• **WHAT YOU SHOULD DO**: Look through the records and report how many lines include the word "title", with no other words.
━━━━━━━━━━━━━━━━━━━━
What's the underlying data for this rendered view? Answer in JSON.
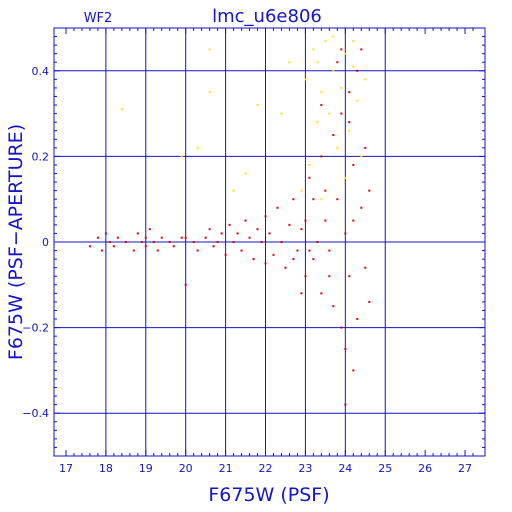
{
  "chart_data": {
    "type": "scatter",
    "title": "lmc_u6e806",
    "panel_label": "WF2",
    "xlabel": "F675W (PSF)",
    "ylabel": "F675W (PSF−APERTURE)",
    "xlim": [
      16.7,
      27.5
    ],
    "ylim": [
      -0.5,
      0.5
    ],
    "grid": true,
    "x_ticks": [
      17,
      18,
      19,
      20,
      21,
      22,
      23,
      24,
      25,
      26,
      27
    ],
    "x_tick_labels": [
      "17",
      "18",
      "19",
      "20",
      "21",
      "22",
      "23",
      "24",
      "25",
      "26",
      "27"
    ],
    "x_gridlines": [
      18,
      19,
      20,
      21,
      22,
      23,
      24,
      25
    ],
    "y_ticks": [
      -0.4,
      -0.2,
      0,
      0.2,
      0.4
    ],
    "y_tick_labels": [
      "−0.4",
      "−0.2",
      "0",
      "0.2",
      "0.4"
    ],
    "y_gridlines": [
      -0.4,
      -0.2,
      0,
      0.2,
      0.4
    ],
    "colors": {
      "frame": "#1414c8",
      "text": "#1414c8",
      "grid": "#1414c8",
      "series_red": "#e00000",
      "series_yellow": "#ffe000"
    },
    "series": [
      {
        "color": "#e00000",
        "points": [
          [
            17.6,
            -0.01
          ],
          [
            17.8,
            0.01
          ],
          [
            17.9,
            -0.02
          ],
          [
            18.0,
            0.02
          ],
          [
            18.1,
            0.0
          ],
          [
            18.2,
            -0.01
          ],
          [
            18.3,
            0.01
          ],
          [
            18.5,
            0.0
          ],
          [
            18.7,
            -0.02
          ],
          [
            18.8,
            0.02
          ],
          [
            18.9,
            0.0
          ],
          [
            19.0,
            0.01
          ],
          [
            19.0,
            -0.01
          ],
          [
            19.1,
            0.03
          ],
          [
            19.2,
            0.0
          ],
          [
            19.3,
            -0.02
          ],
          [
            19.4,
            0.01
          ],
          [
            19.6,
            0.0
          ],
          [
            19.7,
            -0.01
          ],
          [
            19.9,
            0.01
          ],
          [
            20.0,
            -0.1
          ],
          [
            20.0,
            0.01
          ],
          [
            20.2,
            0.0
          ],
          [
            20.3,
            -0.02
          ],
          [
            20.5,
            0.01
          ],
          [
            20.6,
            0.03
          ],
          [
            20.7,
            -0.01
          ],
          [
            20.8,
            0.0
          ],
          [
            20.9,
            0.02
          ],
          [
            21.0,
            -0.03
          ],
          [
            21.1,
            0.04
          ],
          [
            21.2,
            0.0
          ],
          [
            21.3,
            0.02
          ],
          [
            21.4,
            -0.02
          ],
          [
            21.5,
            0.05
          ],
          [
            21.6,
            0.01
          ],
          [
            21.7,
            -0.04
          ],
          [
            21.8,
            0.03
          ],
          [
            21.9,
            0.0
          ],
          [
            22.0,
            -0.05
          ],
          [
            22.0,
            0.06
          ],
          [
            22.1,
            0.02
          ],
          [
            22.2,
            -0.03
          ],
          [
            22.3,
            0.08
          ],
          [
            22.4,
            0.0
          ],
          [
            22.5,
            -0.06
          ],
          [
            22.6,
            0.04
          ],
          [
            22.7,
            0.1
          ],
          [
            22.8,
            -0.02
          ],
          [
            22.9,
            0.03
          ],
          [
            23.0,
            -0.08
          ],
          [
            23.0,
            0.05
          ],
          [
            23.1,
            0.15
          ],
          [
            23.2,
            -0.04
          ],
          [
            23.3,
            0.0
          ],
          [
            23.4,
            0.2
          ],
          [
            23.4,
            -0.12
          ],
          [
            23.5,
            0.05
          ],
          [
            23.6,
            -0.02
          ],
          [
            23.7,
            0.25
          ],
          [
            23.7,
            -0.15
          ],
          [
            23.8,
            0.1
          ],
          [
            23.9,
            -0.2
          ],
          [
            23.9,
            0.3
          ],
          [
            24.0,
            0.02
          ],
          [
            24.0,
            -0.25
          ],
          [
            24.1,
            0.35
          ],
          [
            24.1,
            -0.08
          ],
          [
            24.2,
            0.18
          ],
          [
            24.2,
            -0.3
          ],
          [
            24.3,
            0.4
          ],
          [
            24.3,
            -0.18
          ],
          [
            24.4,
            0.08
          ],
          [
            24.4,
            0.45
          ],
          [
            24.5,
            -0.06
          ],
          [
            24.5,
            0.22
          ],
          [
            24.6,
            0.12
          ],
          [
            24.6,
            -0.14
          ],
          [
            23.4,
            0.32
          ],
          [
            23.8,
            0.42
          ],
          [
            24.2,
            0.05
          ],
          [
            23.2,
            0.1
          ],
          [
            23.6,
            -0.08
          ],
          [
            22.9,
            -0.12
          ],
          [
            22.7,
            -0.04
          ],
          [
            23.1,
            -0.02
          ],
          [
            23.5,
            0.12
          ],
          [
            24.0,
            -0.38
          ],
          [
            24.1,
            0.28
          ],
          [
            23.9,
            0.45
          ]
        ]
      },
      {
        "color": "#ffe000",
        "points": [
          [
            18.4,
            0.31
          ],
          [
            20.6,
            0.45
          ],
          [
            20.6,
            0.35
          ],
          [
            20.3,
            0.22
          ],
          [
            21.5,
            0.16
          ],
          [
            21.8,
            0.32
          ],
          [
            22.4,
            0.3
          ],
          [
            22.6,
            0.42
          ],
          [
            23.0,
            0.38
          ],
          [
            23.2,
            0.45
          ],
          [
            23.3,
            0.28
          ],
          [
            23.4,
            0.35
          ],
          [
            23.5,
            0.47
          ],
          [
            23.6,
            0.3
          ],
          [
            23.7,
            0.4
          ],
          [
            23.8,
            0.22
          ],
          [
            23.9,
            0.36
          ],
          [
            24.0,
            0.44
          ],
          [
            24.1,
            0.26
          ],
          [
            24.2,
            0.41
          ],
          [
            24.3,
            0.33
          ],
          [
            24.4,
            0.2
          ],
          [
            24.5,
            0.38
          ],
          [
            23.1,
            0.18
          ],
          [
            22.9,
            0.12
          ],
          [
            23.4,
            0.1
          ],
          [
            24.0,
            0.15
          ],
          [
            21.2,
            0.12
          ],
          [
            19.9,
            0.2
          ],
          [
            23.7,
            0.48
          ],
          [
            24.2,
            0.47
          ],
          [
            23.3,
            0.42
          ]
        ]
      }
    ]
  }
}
━━━━━━━━━━━━━━━━━━━━
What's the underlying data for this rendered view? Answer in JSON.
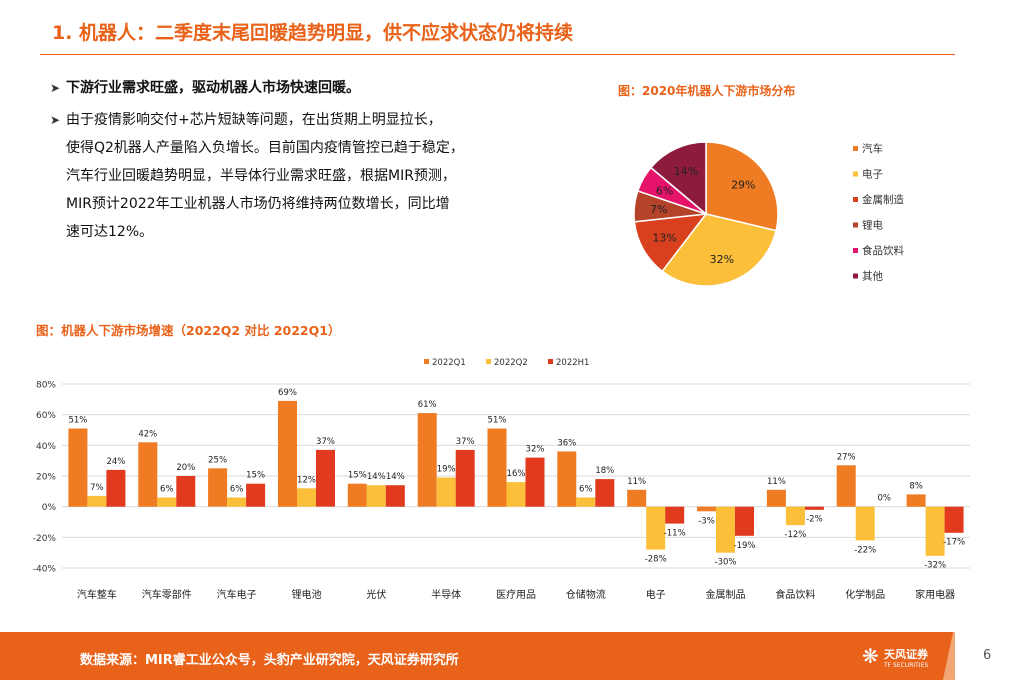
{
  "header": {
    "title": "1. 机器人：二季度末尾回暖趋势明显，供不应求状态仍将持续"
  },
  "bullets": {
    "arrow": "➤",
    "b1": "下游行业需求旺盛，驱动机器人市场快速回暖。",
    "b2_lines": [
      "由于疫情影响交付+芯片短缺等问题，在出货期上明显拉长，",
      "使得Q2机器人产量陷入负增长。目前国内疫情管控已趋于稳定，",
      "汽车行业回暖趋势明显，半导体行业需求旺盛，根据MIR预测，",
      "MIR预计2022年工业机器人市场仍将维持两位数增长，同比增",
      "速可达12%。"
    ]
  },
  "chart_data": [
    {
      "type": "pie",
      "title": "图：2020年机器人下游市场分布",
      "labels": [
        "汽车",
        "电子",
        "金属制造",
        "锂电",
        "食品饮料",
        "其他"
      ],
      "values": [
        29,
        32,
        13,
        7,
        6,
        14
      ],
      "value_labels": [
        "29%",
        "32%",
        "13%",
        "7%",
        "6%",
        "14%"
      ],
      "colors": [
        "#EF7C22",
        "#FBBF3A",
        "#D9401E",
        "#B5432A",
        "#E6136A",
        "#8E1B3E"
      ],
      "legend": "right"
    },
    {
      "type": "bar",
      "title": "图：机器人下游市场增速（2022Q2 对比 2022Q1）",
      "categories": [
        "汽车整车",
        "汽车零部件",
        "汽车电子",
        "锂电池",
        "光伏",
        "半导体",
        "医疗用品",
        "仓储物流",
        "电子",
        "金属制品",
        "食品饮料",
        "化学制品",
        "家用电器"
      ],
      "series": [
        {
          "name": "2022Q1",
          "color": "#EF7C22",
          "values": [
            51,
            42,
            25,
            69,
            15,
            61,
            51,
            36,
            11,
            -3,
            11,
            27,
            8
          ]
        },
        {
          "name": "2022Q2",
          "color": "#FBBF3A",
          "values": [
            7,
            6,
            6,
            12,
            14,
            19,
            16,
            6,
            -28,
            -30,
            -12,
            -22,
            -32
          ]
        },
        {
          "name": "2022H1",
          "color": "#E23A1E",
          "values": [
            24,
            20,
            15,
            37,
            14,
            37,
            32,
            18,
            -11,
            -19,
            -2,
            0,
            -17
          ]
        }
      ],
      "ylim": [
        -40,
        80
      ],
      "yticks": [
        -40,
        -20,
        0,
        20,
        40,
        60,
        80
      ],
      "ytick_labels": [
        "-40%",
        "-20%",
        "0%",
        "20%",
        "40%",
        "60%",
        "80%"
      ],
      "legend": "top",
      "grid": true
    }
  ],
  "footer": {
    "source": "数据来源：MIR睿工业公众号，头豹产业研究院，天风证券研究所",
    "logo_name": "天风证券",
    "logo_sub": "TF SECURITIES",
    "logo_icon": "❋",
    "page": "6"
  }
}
━━━━━━━━━━━━━━━━━━━━
• **TASK RESPONSE**: 4